Requirements>
Copy the records below line for line, keeping every character as it stands. Omit the pictures from your copy.

[Element and region listings]
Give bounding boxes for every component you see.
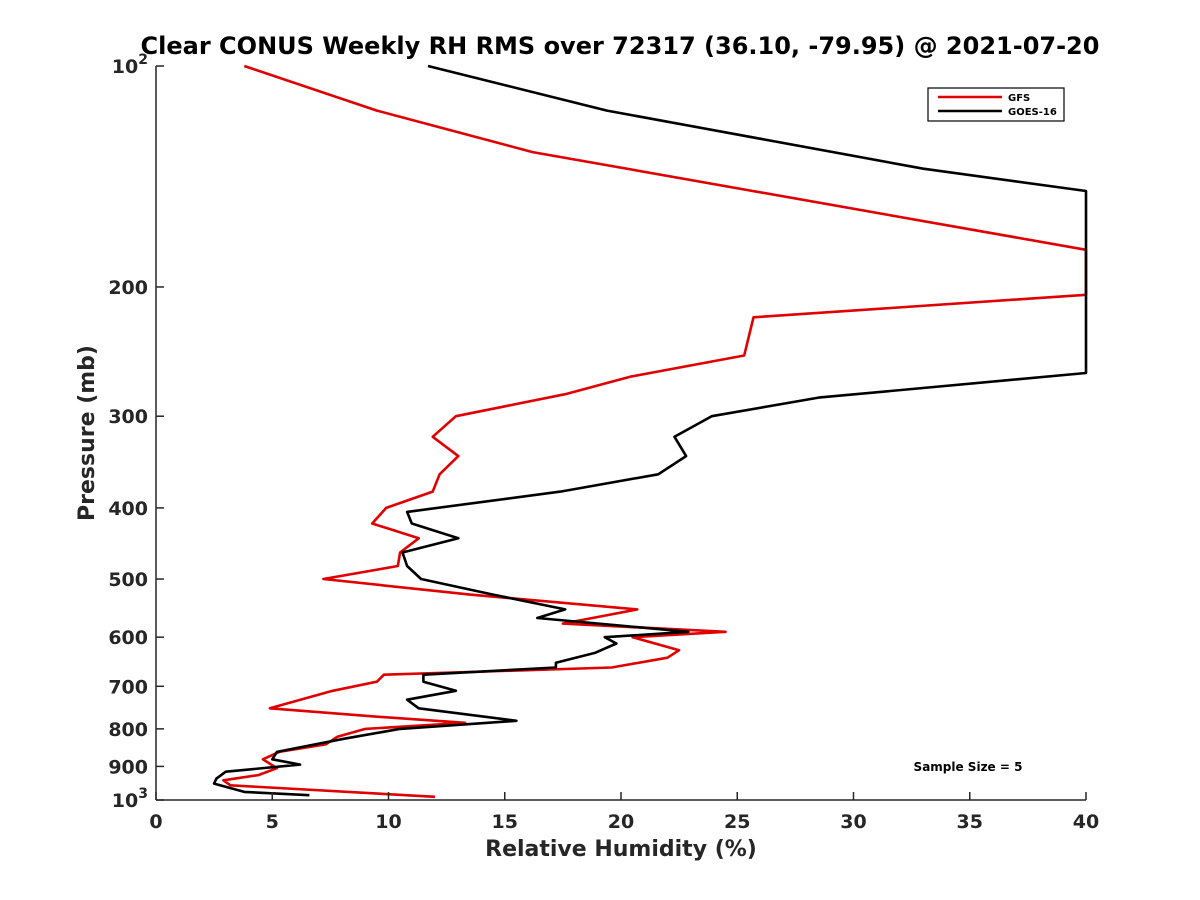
plot-background xyxy=(156,66,1086,800)
x-tick-label: 40 xyxy=(1073,811,1099,833)
x-tick-label: 15 xyxy=(492,811,518,833)
y-tick-label: 900 xyxy=(108,756,148,778)
y-tick-label: 200 xyxy=(108,277,148,299)
plot-area: 0 5 10 15 20 25 30 35 40 102 200 300 400 500 600 700 80… xyxy=(108,52,1099,833)
legend: GFS GOES-16 xyxy=(927,87,1065,122)
y-tick-label: 102 xyxy=(112,52,148,78)
y-tick-label: 600 xyxy=(108,627,148,649)
x-tick-label: 20 xyxy=(608,811,634,833)
x-tick-label: 5 xyxy=(266,811,279,833)
legend-label-gfs: GFS xyxy=(1008,93,1030,104)
x-tick-label: 0 xyxy=(149,811,162,833)
legend-label-goes-16: GOES-16 xyxy=(1008,107,1057,118)
x-tick-label: 10 xyxy=(375,811,401,833)
y-tick-label: 500 xyxy=(108,569,148,591)
y-tick-label: 700 xyxy=(108,676,148,698)
x-tick-label: 25 xyxy=(724,811,750,833)
x-axis-label: Relative Humidity (%) xyxy=(485,837,757,862)
y-axis-label: Pressure (mb) xyxy=(75,345,100,521)
y-tick-label: 400 xyxy=(108,498,148,520)
x-ticks: 0 5 10 15 20 25 30 35 40 xyxy=(149,792,1099,833)
series-line-goes-16 xyxy=(212,64,1088,797)
y-tick-label: 103 xyxy=(112,786,148,812)
series-layer xyxy=(212,64,1088,799)
y-tick-label: 800 xyxy=(108,719,148,741)
legend-box xyxy=(927,87,1065,122)
x-tick-label: 35 xyxy=(957,811,983,833)
chart-title: Clear CONUS Weekly RH RMS over 72317 (36… xyxy=(141,32,1100,60)
sample-size-annotation: Sample Size = 5 xyxy=(914,760,1023,774)
y-tick-label: 300 xyxy=(108,406,148,428)
y-ticks: 102 200 300 400 500 600 700 800 900 103 xyxy=(108,52,164,812)
x-tick-label: 30 xyxy=(840,811,866,833)
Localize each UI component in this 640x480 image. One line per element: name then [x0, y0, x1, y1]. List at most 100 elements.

Correct response>
Give bounding boxes for every component you see.
plot-background xyxy=(156,66,1086,800)
x-tick-label: 40 xyxy=(1073,811,1099,833)
x-tick-label: 15 xyxy=(492,811,518,833)
y-tick-label: 900 xyxy=(108,756,148,778)
y-tick-label: 200 xyxy=(108,277,148,299)
plot-area: 0 5 10 15 20 25 30 35 40 102 200 300 400 500 600 700 80… xyxy=(108,52,1099,833)
legend: GFS GOES-16 xyxy=(927,87,1065,122)
y-tick-label: 102 xyxy=(112,52,148,78)
y-tick-label: 600 xyxy=(108,627,148,649)
x-tick-label: 20 xyxy=(608,811,634,833)
x-tick-label: 5 xyxy=(266,811,279,833)
legend-label-gfs: GFS xyxy=(1008,93,1030,104)
x-tick-label: 0 xyxy=(149,811,162,833)
legend-label-goes-16: GOES-16 xyxy=(1008,107,1057,118)
x-tick-label: 10 xyxy=(375,811,401,833)
y-tick-label: 500 xyxy=(108,569,148,591)
y-tick-label: 700 xyxy=(108,676,148,698)
x-tick-label: 25 xyxy=(724,811,750,833)
x-axis-label: Relative Humidity (%) xyxy=(485,837,757,862)
y-axis-label: Pressure (mb) xyxy=(75,345,100,521)
y-tick-label: 400 xyxy=(108,498,148,520)
x-ticks: 0 5 10 15 20 25 30 35 40 xyxy=(149,792,1099,833)
series-line-goes-16 xyxy=(212,64,1088,797)
y-tick-label: 103 xyxy=(112,786,148,812)
series-layer xyxy=(212,64,1088,799)
y-tick-label: 800 xyxy=(108,719,148,741)
legend-box xyxy=(927,87,1065,122)
x-tick-label: 35 xyxy=(957,811,983,833)
chart-title: Clear CONUS Weekly RH RMS over 72317 (36… xyxy=(141,32,1100,60)
sample-size-annotation: Sample Size = 5 xyxy=(914,760,1023,774)
y-tick-label: 300 xyxy=(108,406,148,428)
y-ticks: 102 200 300 400 500 600 700 800 900 103 xyxy=(108,52,164,812)
x-tick-label: 30 xyxy=(840,811,866,833)
Localize each UI component in this 640x480 image. One line per element: name then [x0, y0, x1, y1]. List at most 100 elements.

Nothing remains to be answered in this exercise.